--- Passage ---
....................

Here's one way to do it. First define the Animal class with a single method:

use strict;
{ package Animal;
  sub speak {
    my $class = shift;
    print "a $class goes ", $class->sound, "!\n";
  }
}

Now define each subclass with a specific sound:

{ package Cow;
  our @ISA = qw(Animal);
  sub sound { "moooo" }
}
{ package Horse;
  our @ISA = qw(Animal);
  sub sound { "neigh" }
}
{ package Sheep;
  our @ISA = qw(Animal);
  sub sound { "baaaah" }
}

The Mouse package is slightly different because of the extra quietness:

{ package Mouse;
  our @ISA = qw(Animal);
  sub sound { "squeak" }
  sub speak {
    my $class = shift;
    $class->SUPER::speak;
    print "[but you can barely hear it!]\n";
  }
}

Now, enter the interactive part of the program:

my @barnyard = (  );
{
  print "enter an animal (empty to finish): ";
  chomp(my $animal = <STDIN>);
  $animal = ucfirst lc $animal;                # canonicalize
  last unless $animal =~ /^(Cow|Horse|Sheep|Mouse)$/;
  push @barnyard, $animal;
  redo;
}

foreach my $beast (@barnyard) {
  $beast->speak;
}

This code uses a simple check, via a pattern match, to ensure that the user doesn't enter Alpaca or another unavailable animal, because doing so will crash the program. In Chapter 14, you'll learn about the isa method, which lets you check more simply whether something is an available animal, even allowing for the possibility that it is an animal that was added to the program after the check was written.

....................

--- The task ---
Reproduce a portion of the Perl animal-classes passage above, beginning at the words "This code uses" and stopping after the words "check was written.".

Structured page parsing data:
....................

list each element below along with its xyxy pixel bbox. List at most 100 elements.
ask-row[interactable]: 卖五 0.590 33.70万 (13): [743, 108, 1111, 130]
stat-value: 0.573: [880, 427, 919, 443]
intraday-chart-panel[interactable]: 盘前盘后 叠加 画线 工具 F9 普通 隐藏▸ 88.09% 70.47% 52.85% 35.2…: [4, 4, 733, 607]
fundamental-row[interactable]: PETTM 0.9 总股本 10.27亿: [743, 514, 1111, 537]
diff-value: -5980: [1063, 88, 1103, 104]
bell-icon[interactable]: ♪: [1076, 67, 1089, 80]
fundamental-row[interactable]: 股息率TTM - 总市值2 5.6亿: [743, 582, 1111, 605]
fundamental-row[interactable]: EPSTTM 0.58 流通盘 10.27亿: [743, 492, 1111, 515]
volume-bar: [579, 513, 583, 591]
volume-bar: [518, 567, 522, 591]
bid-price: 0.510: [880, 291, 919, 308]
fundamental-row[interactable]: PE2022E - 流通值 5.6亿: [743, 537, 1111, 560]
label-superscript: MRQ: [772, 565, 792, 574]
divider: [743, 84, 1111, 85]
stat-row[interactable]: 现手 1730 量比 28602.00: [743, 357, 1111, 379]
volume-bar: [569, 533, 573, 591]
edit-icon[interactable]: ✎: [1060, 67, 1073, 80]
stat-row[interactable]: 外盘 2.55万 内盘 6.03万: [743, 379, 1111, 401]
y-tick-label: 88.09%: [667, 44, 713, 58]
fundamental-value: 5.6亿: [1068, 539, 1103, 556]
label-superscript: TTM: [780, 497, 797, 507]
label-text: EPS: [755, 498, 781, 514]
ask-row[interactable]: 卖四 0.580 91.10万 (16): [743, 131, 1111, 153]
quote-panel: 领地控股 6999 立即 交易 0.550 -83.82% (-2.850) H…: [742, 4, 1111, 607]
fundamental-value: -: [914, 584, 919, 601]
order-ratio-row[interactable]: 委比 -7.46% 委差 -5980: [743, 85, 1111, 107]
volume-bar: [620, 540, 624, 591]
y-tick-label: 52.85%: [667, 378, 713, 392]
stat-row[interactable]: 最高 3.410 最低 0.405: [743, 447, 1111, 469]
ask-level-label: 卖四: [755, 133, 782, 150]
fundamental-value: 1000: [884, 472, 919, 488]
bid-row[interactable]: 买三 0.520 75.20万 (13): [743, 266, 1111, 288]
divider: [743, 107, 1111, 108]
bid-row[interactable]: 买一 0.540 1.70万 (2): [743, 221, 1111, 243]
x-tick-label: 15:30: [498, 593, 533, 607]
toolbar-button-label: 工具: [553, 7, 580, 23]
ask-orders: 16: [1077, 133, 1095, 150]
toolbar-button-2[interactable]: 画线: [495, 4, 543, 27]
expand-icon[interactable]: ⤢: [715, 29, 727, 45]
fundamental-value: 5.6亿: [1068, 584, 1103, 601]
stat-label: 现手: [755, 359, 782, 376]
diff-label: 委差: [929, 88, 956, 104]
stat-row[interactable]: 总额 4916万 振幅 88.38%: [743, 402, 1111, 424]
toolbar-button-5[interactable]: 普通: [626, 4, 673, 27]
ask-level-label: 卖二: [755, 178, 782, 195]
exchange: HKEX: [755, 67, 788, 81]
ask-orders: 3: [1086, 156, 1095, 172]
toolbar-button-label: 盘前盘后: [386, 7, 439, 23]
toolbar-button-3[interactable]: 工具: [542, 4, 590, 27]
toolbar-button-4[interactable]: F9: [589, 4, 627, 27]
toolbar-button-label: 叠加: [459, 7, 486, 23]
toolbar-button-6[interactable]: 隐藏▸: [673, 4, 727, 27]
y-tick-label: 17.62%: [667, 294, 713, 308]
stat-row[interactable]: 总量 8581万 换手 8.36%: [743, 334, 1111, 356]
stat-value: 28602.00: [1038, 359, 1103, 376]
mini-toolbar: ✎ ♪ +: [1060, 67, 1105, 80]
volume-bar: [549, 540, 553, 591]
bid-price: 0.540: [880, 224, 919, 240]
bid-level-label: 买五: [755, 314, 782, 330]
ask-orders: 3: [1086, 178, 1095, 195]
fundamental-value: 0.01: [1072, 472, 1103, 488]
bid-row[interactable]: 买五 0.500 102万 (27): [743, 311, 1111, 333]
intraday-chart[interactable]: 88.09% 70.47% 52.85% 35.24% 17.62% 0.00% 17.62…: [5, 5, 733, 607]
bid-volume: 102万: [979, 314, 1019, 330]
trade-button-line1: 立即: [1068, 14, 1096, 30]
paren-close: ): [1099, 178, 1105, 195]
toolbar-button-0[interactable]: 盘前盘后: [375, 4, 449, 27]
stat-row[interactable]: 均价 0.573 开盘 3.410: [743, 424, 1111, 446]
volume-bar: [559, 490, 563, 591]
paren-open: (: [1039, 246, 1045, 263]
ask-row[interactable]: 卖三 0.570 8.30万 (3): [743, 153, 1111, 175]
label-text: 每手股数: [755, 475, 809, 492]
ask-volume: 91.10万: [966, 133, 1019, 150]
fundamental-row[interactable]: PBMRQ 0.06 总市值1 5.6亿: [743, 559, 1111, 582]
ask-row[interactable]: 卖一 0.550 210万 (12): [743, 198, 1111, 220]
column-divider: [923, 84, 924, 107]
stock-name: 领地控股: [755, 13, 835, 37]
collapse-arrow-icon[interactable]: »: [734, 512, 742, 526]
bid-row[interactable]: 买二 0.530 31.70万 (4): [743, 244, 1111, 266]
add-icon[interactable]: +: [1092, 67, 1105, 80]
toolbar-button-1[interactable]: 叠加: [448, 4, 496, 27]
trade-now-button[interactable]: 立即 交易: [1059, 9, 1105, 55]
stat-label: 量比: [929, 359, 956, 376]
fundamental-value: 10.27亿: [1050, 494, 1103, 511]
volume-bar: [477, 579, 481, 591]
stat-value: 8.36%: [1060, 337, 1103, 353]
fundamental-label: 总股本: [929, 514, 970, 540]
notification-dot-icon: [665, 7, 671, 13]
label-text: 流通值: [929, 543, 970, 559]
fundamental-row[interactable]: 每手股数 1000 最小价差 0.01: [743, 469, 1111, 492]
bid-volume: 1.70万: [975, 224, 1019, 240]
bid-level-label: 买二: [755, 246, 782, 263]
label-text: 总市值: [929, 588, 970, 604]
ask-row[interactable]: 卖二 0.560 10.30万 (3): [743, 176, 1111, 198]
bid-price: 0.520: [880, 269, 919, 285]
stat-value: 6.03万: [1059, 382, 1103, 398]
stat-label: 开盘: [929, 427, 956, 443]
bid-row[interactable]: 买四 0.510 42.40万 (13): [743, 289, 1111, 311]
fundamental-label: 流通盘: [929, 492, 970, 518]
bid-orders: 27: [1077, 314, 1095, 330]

....................

--- Solution below ---
This code uses a simple check, via a pattern match, to ensure that the user doesn't enter Alpaca or another unavailable animal, because doing so will crash the program. In Chapter 14, you'll learn about the isa method, which lets you check more simply whether something is an available animal, even allowing for the possibility that it is an animal that was added to the program after the check was written.